**EXERCISE DIRECTIONS:** Reproduce the items below in full, swapping each occurrence of "Text" for "Label" and leaving everything else as it stands.

**DATA IN THIS EXERCISE:**

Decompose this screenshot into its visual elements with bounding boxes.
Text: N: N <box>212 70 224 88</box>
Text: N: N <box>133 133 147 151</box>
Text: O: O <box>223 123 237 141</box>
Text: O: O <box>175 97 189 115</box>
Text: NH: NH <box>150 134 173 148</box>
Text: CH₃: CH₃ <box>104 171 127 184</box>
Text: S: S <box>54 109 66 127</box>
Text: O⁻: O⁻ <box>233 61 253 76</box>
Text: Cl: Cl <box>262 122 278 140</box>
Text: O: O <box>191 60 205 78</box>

**REPLY:**
Decompose this screenshot into its visual elements with bounding boxes.
Label: N: N <box>212 70 224 88</box>
Label: N: N <box>133 133 147 151</box>
Label: O: O <box>223 123 237 141</box>
Label: O: O <box>175 97 189 115</box>
Label: NH: NH <box>150 134 173 148</box>
Label: CH₃: CH₃ <box>104 171 127 184</box>
Label: S: S <box>54 109 66 127</box>
Label: O⁻: O⁻ <box>233 61 253 76</box>
Label: Cl: Cl <box>262 122 278 140</box>
Label: O: O <box>191 60 205 78</box>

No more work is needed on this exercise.